### [EXERCISE]
Copy every entry precisely.

Data entries for graphics:
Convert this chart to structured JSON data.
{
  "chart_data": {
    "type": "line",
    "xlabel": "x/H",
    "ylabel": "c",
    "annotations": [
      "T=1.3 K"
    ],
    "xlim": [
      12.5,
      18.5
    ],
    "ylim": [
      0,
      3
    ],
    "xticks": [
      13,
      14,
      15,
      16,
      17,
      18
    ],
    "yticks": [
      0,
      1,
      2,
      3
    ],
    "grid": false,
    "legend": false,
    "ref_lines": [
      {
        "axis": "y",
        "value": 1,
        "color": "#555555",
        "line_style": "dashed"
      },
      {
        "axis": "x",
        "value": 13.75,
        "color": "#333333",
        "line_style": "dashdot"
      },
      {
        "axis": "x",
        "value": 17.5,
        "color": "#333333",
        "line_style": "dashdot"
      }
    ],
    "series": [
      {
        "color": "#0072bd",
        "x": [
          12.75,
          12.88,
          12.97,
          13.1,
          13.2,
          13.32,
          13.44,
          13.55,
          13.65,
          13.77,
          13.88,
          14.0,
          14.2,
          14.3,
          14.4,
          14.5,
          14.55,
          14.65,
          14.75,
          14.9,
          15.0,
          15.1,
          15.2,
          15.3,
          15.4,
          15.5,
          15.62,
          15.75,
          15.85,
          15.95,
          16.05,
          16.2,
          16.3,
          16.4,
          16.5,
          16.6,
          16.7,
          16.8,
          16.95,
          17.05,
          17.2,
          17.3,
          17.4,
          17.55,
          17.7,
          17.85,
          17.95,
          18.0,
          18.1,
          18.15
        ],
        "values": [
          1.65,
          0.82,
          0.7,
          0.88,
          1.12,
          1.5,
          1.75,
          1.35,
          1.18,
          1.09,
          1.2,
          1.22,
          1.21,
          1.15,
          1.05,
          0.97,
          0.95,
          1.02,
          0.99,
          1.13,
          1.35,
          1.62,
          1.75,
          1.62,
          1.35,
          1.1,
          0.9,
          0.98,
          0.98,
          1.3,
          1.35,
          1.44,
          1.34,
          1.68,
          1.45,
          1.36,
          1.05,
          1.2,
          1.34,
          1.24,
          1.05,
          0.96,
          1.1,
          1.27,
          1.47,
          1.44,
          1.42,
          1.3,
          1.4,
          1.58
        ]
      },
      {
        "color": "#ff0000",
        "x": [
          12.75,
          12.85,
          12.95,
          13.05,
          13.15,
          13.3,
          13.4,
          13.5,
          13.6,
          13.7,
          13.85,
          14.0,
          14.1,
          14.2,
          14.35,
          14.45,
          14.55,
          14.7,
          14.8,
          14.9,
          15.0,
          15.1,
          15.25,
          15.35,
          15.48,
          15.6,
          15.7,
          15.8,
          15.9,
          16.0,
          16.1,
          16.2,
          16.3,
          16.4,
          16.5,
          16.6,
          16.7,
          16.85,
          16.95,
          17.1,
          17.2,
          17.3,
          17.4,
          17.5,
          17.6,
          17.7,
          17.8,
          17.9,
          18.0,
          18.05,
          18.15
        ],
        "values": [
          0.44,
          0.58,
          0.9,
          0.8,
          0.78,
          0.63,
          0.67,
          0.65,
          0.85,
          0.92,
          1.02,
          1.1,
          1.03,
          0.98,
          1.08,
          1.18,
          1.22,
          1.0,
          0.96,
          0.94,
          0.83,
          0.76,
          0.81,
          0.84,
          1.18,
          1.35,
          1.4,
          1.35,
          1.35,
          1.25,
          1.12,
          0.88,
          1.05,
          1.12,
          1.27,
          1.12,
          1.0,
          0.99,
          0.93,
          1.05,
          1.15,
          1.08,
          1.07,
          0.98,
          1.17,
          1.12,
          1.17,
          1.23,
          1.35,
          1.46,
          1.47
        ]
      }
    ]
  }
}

### [RESULT]
Convert this chart to structured JSON data.
{
  "chart_data": {
    "type": "line",
    "xlabel": "x/H",
    "ylabel": "c",
    "annotations": [
      "T=1.3 K"
    ],
    "xlim": [
      12.5,
      18.5
    ],
    "ylim": [
      0,
      3
    ],
    "xticks": [
      13,
      14,
      15,
      16,
      17,
      18
    ],
    "yticks": [
      0,
      1,
      2,
      3
    ],
    "grid": false,
    "legend": false,
    "ref_lines": [
      {
        "axis": "y",
        "value": 1,
        "color": "#555555",
        "line_style": "dashed"
      },
      {
        "axis": "x",
        "value": 13.75,
        "color": "#333333",
        "line_style": "dashdot"
      },
      {
        "axis": "x",
        "value": 17.5,
        "color": "#333333",
        "line_style": "dashdot"
      }
    ],
    "series": [
      {
        "color": "#0072bd",
        "x": [
          12.75,
          12.88,
          12.97,
          13.1,
          13.2,
          13.32,
          13.44,
          13.55,
          13.65,
          13.77,
          13.88,
          14.0,
          14.2,
          14.3,
          14.4,
          14.5,
          14.55,
          14.65,
          14.75,
          14.9,
          15.0,
          15.1,
          15.2,
          15.3,
          15.4,
          15.5,
          15.62,
          15.75,
          15.85,
          15.95,
          16.05,
          16.2,
          16.3,
          16.4,
          16.5,
          16.6,
          16.7,
          16.8,
          16.95,
          17.05,
          17.2,
          17.3,
          17.4,
          17.55,
          17.7,
          17.85,
          17.95,
          18.0,
          18.1,
          18.15
        ],
        "values": [
          1.65,
          0.82,
          0.7,
          0.88,
          1.12,
          1.5,
          1.75,
          1.35,
          1.18,
          1.09,
          1.2,
          1.22,
          1.21,
          1.15,
          1.05,
          0.97,
          0.95,
          1.02,
          0.99,
          1.13,
          1.35,
          1.62,
          1.75,
          1.62,
          1.35,
          1.1,
          0.9,
          0.98,
          0.98,
          1.3,
          1.35,
          1.44,
          1.34,
          1.68,
          1.45,
          1.36,
          1.05,
          1.2,
          1.34,
          1.24,
          1.05,
          0.96,
          1.1,
          1.27,
          1.47,
          1.44,
          1.42,
          1.3,
          1.4,
          1.58
        ]
      },
      {
        "color": "#ff0000",
        "x": [
          12.75,
          12.85,
          12.95,
          13.05,
          13.15,
          13.3,
          13.4,
          13.5,
          13.6,
          13.7,
          13.85,
          14.0,
          14.1,
          14.2,
          14.35,
          14.45,
          14.55,
          14.7,
          14.8,
          14.9,
          15.0,
          15.1,
          15.25,
          15.35,
          15.48,
          15.6,
          15.7,
          15.8,
          15.9,
          16.0,
          16.1,
          16.2,
          16.3,
          16.4,
          16.5,
          16.6,
          16.7,
          16.85,
          16.95,
          17.1,
          17.2,
          17.3,
          17.4,
          17.5,
          17.6,
          17.7,
          17.8,
          17.9,
          18.0,
          18.05,
          18.15
        ],
        "values": [
          0.44,
          0.58,
          0.9,
          0.8,
          0.78,
          0.63,
          0.67,
          0.65,
          0.85,
          0.92,
          1.02,
          1.1,
          1.03,
          0.98,
          1.08,
          1.18,
          1.22,
          1.0,
          0.96,
          0.94,
          0.83,
          0.76,
          0.81,
          0.84,
          1.18,
          1.35,
          1.4,
          1.35,
          1.35,
          1.25,
          1.12,
          0.88,
          1.05,
          1.12,
          1.27,
          1.12,
          1.0,
          0.99,
          0.93,
          1.05,
          1.15,
          1.08,
          1.07,
          0.98,
          1.17,
          1.12,
          1.17,
          1.23,
          1.35,
          1.46,
          1.47
        ]
      }
    ]
  }
}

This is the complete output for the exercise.